**WHAT THE EXERCISE ASKS**
Copy every line that contains the string "text" from the entries below.

Saved data entries
..........

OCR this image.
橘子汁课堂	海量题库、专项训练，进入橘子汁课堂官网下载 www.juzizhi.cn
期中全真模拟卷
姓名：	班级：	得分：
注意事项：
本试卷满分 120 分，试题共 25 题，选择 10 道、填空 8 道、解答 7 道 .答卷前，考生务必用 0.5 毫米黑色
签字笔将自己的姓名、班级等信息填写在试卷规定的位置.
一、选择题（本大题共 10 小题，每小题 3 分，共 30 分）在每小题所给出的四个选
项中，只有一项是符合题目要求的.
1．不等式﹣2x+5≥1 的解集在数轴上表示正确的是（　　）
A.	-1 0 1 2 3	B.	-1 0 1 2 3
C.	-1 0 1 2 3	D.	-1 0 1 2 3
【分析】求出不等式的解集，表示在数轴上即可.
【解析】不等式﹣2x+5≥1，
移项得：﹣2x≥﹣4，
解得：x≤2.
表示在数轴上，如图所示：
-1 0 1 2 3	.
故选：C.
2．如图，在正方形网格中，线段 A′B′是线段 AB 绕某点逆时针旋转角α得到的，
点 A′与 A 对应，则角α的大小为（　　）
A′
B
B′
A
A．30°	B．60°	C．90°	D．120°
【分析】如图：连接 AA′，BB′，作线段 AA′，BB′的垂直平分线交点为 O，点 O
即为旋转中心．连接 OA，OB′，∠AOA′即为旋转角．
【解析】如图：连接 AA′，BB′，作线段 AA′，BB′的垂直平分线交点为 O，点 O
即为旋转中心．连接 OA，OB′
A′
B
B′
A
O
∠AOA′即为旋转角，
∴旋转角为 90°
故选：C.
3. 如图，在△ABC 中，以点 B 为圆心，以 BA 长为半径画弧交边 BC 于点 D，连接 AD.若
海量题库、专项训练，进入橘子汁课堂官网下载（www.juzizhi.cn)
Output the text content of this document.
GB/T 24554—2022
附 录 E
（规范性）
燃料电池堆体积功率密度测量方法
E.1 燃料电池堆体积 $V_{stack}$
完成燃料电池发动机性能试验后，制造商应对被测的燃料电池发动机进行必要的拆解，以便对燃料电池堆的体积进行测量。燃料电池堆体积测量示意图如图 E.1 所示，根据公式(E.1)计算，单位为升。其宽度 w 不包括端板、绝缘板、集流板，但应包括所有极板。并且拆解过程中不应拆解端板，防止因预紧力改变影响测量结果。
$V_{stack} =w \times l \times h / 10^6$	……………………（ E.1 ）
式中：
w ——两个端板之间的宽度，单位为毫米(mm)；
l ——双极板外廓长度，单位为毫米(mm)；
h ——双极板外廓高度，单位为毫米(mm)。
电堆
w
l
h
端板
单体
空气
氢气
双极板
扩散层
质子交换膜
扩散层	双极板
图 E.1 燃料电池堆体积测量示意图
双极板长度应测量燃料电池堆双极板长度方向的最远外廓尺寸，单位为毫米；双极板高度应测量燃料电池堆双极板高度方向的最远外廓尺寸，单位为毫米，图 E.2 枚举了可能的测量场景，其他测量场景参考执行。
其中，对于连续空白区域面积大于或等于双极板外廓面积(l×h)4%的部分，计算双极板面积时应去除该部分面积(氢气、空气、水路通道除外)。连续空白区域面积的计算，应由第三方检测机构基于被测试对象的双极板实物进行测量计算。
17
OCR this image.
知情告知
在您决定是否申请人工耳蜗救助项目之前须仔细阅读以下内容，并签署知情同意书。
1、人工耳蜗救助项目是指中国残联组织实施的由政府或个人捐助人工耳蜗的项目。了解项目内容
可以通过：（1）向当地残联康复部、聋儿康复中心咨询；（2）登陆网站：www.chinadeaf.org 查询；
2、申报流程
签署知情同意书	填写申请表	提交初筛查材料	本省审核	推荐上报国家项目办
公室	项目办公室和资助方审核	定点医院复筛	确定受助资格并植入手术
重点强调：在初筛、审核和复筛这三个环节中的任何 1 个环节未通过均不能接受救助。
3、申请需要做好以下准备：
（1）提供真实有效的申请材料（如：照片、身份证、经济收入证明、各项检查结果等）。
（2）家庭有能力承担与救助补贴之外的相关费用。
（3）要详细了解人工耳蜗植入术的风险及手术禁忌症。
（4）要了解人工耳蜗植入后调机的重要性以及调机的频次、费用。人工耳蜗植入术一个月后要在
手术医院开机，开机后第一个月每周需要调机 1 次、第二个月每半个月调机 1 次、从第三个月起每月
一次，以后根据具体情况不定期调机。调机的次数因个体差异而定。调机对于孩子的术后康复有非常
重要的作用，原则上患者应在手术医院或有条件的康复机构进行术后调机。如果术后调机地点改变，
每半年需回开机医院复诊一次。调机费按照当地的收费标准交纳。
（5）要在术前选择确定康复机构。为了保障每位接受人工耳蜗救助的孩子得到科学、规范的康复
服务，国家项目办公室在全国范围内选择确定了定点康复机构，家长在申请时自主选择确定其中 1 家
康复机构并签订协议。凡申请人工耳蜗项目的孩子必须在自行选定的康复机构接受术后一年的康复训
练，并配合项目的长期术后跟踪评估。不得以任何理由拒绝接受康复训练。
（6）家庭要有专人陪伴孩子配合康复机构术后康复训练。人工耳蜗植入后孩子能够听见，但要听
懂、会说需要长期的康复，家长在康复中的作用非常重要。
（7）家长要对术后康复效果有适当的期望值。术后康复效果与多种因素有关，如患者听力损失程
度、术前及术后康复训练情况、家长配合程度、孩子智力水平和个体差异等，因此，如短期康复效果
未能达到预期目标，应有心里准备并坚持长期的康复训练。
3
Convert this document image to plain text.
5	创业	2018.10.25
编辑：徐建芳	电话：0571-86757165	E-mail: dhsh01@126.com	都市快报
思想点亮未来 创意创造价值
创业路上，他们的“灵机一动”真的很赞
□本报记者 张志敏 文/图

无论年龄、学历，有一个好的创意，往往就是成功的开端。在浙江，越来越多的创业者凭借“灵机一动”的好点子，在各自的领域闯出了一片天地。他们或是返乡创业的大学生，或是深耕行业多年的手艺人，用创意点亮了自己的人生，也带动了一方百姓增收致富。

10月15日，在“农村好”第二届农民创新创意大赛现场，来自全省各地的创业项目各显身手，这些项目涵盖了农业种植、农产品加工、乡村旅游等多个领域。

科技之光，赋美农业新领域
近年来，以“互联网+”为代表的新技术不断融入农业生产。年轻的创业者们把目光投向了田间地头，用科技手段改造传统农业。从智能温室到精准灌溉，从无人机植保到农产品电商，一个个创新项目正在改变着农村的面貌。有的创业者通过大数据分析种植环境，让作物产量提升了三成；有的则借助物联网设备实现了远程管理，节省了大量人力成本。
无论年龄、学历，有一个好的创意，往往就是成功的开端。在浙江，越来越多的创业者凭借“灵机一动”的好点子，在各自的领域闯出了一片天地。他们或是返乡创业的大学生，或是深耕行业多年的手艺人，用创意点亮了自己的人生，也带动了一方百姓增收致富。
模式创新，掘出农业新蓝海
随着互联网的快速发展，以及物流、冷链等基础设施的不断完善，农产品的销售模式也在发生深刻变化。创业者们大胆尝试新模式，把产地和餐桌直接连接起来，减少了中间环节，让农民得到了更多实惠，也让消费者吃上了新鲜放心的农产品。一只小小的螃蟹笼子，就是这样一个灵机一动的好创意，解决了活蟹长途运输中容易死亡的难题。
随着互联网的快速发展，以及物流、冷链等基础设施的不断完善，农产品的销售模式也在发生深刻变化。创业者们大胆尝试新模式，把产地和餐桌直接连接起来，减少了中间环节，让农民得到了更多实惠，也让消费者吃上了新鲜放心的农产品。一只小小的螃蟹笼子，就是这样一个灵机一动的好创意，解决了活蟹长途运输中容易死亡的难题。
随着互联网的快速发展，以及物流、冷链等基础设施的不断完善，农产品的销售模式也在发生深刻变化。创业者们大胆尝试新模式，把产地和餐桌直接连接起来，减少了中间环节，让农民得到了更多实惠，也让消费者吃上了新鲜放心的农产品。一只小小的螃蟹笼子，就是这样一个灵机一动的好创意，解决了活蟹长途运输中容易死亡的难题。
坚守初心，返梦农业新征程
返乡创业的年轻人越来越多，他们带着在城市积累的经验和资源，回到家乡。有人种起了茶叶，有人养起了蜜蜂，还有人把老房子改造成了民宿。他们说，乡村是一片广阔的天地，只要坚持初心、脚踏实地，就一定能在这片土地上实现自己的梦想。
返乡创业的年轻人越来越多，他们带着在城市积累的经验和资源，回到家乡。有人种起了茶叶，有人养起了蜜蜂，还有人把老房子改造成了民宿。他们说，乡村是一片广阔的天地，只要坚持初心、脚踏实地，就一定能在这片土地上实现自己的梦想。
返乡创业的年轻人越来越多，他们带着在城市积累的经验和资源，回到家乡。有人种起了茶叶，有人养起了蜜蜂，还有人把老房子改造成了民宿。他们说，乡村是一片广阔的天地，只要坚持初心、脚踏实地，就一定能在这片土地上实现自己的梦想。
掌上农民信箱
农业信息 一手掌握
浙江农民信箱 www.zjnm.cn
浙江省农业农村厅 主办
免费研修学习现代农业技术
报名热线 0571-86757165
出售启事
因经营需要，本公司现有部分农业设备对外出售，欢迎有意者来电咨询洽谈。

..........

**THE REPLY**
Output the text content of this document.
Convert this document image to plain text.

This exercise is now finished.